- _What is required_
Only lines with the word "coaches" are needed; collect each of them from the listing below.
_ _ _ _ _
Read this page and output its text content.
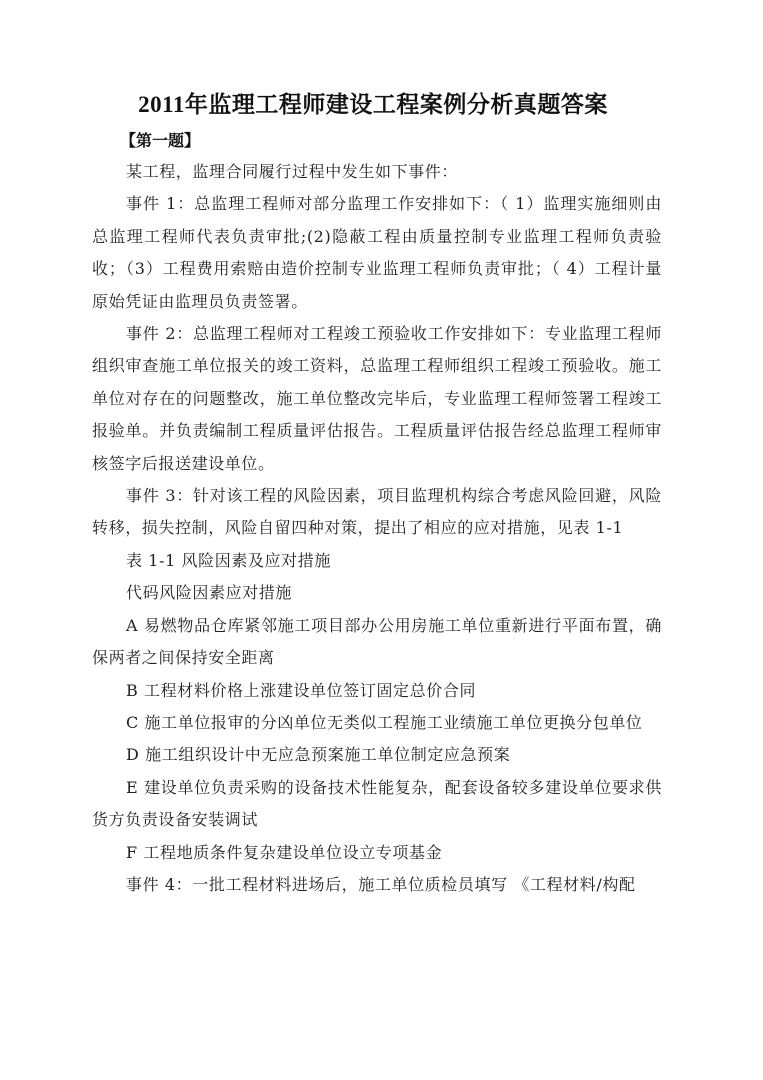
2011年监理工程师建设工程案例分析真题答案
【第一题】

某工程，监理合同履行过程中发生如下事件：

事件 1：总监理工程师对部分监理工作安排如下：（ 1）监理实施细则由总监理工程师代表负责审批;(2)隐蔽工程由质量控制专业监理工程师负责验收；（3）工程费用索赔由造价控制专业监理工程师负责审批；（ 4）工程计量原始凭证由监理员负责签署。

事件 2：总监理工程师对工程竣工预验收工作安排如下：专业监理工程师组织审查施工单位报关的竣工资料，总监理工程师组织工程竣工预验收。施工单位对存在的问题整改，施工单位整改完毕后，专业监理工程师签署工程竣工报验单。并负责编制工程质量评估报告。工程质量评估报告经总监理工程师审核签字后报送建设单位。

事件 3：针对该工程的风险因素，项目监理机构综合考虑风险回避，风险转移，损失控制，风险自留四种对策，提出了相应的应对措施，见表 1-1

表 1-1 风险因素及应对措施

代码风险因素应对措施

A 易燃物品仓库紧邻施工项目部办公用房施工单位重新进行平面布置，确保两者之间保持安全距离

B 工程材料价格上涨建设单位签订固定总价合同

C 施工单位报审的分凶单位无类似工程施工业绩施工单位更换分包单位

D 施工组织设计中无应急预案施工单位制定应急预案

E 建设单位负责采购的设备技术性能复杂，配套设备较多建设单位要求供货方负责设备安装调试

F 工程地质条件复杂建设单位设立专项基金

事件 4：一批工程材料进场后，施工单位质检员填写 《工程材料/构配
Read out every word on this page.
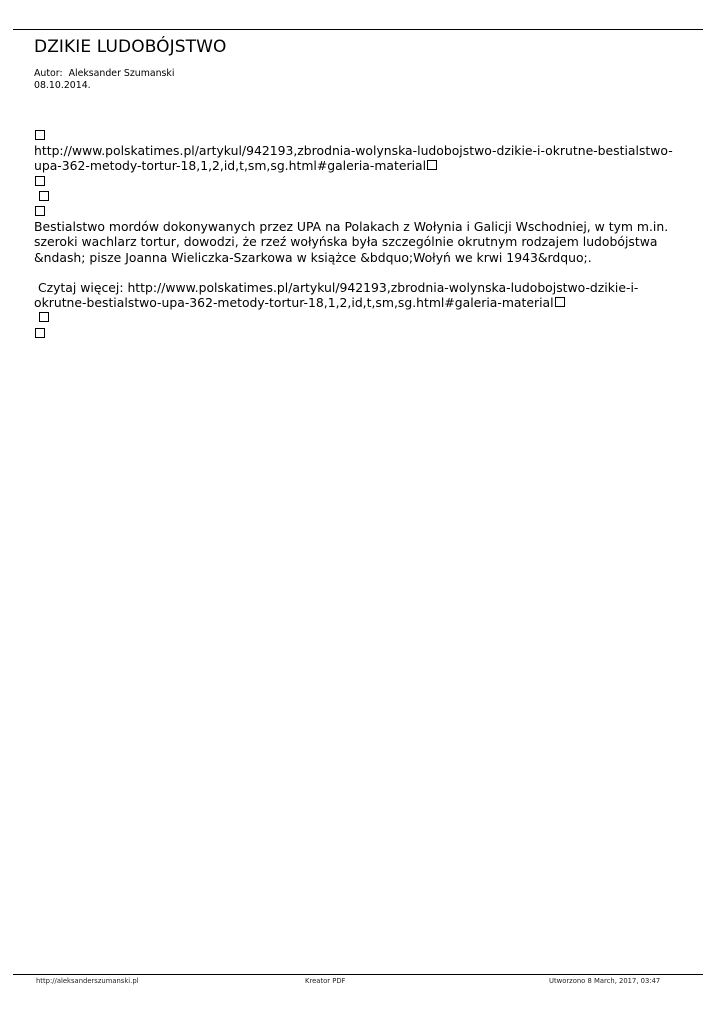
DZIKIE LUDOBÓJSTWO
Autor:  Aleksander Szumanski
08.10.2014.
http://www.polskatimes.pl/artykul/942193,zbrodnia-wolynska-ludobojstwo-dzikie-i-okrutne-bestialstwo-
upa-362-metody-tortur-18,1,2,id,t,sm,sg.html#galeria-material

Bestialstwo mordów dokonywanych przez UPA na Polakach z Wołynia i Galicji Wschodniej, w tym m.in.
szeroki wachlarz tortur, dowodzi, że rzeź wołyńska była szczególnie okrutnym rodzajem ludobójstwa
&ndash; pisze Joanna Wieliczka-Szarkowa w książce &bdquo;Wołyń we krwi 1943&rdquo;.
Czytaj więcej: http://www.polskatimes.pl/artykul/942193,zbrodnia-wolynska-ludobojstwo-dzikie-i-
okrutne-bestialstwo-upa-362-metody-tortur-18,1,2,id,t,sm,sg.html#galeria-material

http://aleksanderszumanski.pl	Kreator PDF	Utworzono 8 March, 2017, 03:47
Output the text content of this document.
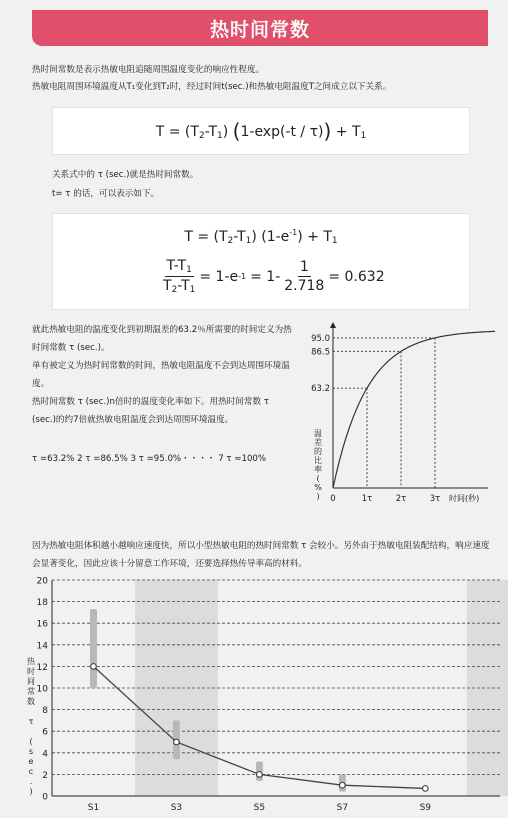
热时间常数
热时间常数是表示热敏电阻追随周围温度变化的响应性程度。
热敏电阻周围环境温度从T₁变化到T₂时，经过时间t(sec.)和热敏电阻温度T之间成立以下关系。
$T = (T_2-T_1)$ $(1-\exp(-t / \tau)) + T_1$
关系式中的 τ (sec.)就是热时间常数。
t= τ 的话，可以表示如下。
$T = (T_2-T_1) (1-e^{-1}) + T_1$
$\frac{T-T_1}{T_2-T_1} = 1-e$ $-1 = 1- \frac{1}{2.718} = 0.632$
就此热敏电阻的温度变化到初期温差的63.2％所需要的时间定义为热时间常数 τ (sec.)。
单有被定义为热时间常数的时间，热敏电阻温度不会到达周围环境温度。
热时间常数 τ (sec.)n倍时的温度变化率如下。用热时间常数 τ (sec.)的约7倍就热敏电阻温度会到达周围环境温度。
τ =63.2% 2 τ =86.5% 3 τ =95.0%・・・・ 7 τ ≈100%
63.2
86.5
95.0
0	1τ	2τ	3τ 时间(秒)
温
差
的
比
率
(
%
)
因为热敏电阻体积越小越响应速度快，所以小型热敏电阻的热时间常数 τ 会较小。另外由于热敏电阻装配结构，响应速度会显著变化，因此应该十分留意工作环境，还要选择热传导率高的材料。
0
2
4
6
8
10
12
14
16
18
20
S1	S3	S5	S7	S9
热
时
间
常
数
τ
(
s
e
c
.
)
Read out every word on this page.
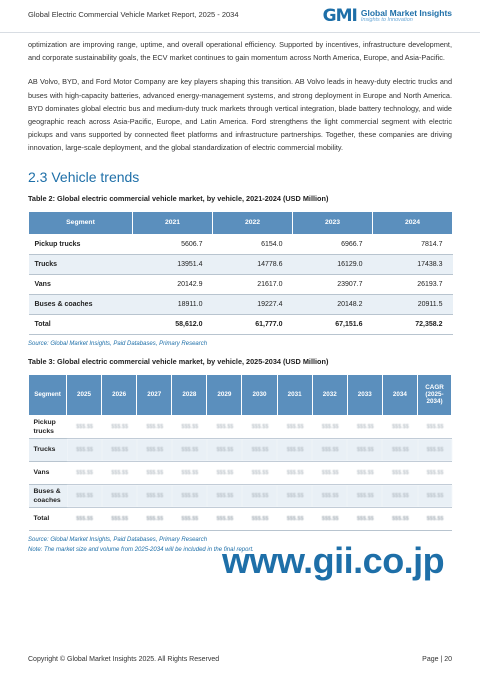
Global Electric Commercial Vehicle Market Report, 2025 - 2034	GMI Global Market Insights
Insights to Innovation

optimization are improving range, uptime, and overall operational efficiency. Supported by incentives, infrastructure development, and corporate sustainability goals, the ECV market continues to gain momentum across North America, Europe, and Asia-Pacific.

AB Volvo, BYD, and Ford Motor Company are key players shaping this transition. AB Volvo leads in heavy-duty electric trucks and buses with high-capacity batteries, advanced energy-management systems, and strong deployment in Europe and North America. BYD dominates global electric bus and medium-duty truck markets through vertical integration, blade battery technology, and wide geographic reach across Asia-Pacific, Europe, and Latin America. Ford strengthens the light commercial segment with electric pickups and vans supported by connected fleet platforms and infrastructure partnerships. Together, these companies are driving innovation, large-scale deployment, and the global standardization of electric commercial mobility.

2.3 Vehicle trends
Table 2: Global electric commercial vehicle market, by vehicle, 2021-2024 (USD Million)
Segment	2021	2022	2023	2024
Pickup trucks	5606.7	6154.0	6966.7	7814.7
Trucks	13951.4	14778.6	16129.0	17438.3
Vans	20142.9	21617.0	23907.7	26193.7
Buses & coaches	18911.0	19227.4	20148.2	20911.5
Total	58,612.0	61,777.0	67,151.6	72,358.2
Source: Global Market Insights, Paid Databases, Primary Research
Table 3: Global electric commercial vehicle market, by vehicle, 2025-2034 (USD Million)
Segment	2025	2026	2027	2028	2029	2030	2031	2032	2033	2034	CAGR (2025-2034)
Pickup trucks	$$$.$$	$$$.$$	$$$.$$	$$$.$$	$$$.$$	$$$.$$	$$$.$$	$$$.$$	$$$.$$	$$$.$$	$$$.$$
Trucks	$$$.$$	$$$.$$	$$$.$$	$$$.$$	$$$.$$	$$$.$$	$$$.$$	$$$.$$	$$$.$$	$$$.$$	$$$.$$
Vans	$$$.$$	$$$.$$	$$$.$$	$$$.$$	$$$.$$	$$$.$$	$$$.$$	$$$.$$	$$$.$$	$$$.$$	$$$.$$
Buses & coaches	$$$.$$	$$$.$$	$$$.$$	$$$.$$	$$$.$$	$$$.$$	$$$.$$	$$$.$$	$$$.$$	$$$.$$	$$$.$$
Total	$$$.$$	$$$.$$	$$$.$$	$$$.$$	$$$.$$	$$$.$$	$$$.$$	$$$.$$	$$$.$$	$$$.$$	$$$.$$
Source: Global Market Insights, Paid Databases, Primary Research
Note: The market size and volume from 2025-2034 will be included in the final report.
www.gii.co.jp
Copyright © Global Market Insights 2025. All Rights Reserved	Page | 20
_ _ _ _ _
- _The reply_
Buses & coaches	18911.0	19227.4	20148.2	20911.5
Buses & coaches	$$$.$$	$$$.$$	$$$.$$	$$$.$$	$$$.$$	$$$.$$	$$$.$$	$$$.$$	$$$.$$	$$$.$$	$$$.$$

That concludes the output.